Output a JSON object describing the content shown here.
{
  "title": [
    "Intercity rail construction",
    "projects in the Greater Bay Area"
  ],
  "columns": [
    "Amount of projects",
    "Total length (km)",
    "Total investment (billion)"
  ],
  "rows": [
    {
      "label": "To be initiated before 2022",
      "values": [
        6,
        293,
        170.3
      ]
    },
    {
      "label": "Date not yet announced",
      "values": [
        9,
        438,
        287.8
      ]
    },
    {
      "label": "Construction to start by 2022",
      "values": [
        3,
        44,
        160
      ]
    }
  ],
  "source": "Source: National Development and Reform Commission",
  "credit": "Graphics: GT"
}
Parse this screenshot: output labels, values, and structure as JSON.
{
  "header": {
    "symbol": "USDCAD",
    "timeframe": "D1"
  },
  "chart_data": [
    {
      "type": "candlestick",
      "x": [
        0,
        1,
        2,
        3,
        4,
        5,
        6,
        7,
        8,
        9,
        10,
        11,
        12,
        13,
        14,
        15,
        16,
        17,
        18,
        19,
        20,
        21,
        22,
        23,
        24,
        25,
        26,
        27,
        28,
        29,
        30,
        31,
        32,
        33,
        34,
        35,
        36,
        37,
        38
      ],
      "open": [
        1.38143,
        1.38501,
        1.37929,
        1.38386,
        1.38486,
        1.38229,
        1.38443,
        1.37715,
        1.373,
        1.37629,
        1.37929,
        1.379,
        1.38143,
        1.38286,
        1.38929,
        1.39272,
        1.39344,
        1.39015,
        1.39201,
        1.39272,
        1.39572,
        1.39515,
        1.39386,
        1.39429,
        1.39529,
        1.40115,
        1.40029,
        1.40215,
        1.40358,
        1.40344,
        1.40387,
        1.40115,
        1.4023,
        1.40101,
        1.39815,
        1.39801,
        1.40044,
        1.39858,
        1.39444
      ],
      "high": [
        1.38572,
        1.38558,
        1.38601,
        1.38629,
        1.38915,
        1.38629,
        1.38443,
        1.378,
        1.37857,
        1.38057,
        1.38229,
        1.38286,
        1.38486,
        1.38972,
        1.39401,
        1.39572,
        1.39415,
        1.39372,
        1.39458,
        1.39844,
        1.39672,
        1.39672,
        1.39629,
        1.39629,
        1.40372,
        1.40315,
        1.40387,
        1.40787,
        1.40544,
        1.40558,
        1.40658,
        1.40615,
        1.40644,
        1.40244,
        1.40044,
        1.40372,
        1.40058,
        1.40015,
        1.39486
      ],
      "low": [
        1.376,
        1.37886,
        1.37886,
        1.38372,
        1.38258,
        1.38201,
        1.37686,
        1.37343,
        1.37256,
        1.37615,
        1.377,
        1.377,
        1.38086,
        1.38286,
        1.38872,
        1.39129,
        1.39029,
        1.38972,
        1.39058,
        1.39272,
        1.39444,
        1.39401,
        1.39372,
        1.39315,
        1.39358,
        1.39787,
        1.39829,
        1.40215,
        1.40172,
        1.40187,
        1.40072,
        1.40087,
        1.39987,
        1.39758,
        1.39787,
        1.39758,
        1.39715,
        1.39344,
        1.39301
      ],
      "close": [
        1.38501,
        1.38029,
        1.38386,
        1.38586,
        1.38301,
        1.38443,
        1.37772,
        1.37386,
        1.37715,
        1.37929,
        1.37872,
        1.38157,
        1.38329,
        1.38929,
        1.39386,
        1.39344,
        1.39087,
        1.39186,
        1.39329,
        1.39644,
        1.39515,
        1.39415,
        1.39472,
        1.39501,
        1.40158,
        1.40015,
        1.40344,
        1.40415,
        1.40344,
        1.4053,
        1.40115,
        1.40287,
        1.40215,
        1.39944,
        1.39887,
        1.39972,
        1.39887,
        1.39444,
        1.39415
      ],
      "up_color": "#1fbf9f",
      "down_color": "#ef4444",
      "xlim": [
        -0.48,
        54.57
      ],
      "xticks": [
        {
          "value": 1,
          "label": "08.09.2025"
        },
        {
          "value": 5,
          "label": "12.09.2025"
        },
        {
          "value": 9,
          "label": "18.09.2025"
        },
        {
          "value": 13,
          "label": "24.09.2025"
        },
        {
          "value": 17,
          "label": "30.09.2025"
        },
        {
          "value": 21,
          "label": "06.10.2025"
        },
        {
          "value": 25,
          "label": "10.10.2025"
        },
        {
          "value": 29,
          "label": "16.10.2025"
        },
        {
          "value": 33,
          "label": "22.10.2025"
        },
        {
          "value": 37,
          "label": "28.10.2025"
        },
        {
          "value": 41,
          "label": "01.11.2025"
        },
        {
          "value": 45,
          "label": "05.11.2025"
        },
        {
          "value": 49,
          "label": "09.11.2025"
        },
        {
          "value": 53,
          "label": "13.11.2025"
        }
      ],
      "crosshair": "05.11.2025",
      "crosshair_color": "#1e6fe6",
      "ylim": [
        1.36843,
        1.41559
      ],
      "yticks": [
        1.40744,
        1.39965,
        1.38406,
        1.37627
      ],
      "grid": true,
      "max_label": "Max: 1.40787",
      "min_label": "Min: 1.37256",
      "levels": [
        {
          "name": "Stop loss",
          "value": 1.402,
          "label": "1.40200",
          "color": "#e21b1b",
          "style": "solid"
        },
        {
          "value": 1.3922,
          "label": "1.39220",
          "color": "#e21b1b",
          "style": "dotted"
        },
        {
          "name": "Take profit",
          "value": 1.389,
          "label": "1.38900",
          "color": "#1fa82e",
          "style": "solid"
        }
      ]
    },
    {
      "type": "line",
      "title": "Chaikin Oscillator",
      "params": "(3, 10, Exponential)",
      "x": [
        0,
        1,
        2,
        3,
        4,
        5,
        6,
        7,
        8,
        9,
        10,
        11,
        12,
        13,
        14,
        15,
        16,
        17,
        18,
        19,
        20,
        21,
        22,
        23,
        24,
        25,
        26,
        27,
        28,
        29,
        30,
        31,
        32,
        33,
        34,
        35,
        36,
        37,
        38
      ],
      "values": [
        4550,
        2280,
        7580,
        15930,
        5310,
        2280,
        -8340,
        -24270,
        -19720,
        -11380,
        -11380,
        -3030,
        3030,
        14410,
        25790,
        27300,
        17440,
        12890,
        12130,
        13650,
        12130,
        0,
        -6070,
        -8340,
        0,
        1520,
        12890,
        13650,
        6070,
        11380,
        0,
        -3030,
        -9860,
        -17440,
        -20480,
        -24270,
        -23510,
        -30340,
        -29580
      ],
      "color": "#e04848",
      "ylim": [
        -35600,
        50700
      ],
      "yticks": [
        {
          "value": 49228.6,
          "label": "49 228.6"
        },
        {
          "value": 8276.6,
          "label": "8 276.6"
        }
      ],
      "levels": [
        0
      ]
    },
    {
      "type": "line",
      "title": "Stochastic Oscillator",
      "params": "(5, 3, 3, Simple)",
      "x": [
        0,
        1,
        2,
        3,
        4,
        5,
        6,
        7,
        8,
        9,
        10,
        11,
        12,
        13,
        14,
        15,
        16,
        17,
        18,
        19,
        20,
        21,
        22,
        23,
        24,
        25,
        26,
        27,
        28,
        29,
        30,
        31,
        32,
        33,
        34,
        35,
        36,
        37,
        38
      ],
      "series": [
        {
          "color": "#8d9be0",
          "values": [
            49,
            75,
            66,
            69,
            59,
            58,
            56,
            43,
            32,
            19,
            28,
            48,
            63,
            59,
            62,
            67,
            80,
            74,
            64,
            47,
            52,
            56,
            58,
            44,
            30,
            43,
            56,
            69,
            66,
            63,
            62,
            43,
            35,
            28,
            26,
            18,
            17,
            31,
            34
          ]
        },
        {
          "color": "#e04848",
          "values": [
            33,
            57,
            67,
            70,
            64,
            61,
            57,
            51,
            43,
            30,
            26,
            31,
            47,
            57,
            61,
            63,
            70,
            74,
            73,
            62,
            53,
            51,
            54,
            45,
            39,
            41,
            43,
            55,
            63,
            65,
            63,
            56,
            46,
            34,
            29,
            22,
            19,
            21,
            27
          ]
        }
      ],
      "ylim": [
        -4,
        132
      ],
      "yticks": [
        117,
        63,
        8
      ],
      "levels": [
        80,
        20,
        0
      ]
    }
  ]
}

====

WHAT TO DO >> Each line in the listing above that contains "JSON" should be copied.

SOLUTION BELOW >>
Output a JSON object describing the content shown here.
Parse this screenshot: output labels, values, and structure as JSON.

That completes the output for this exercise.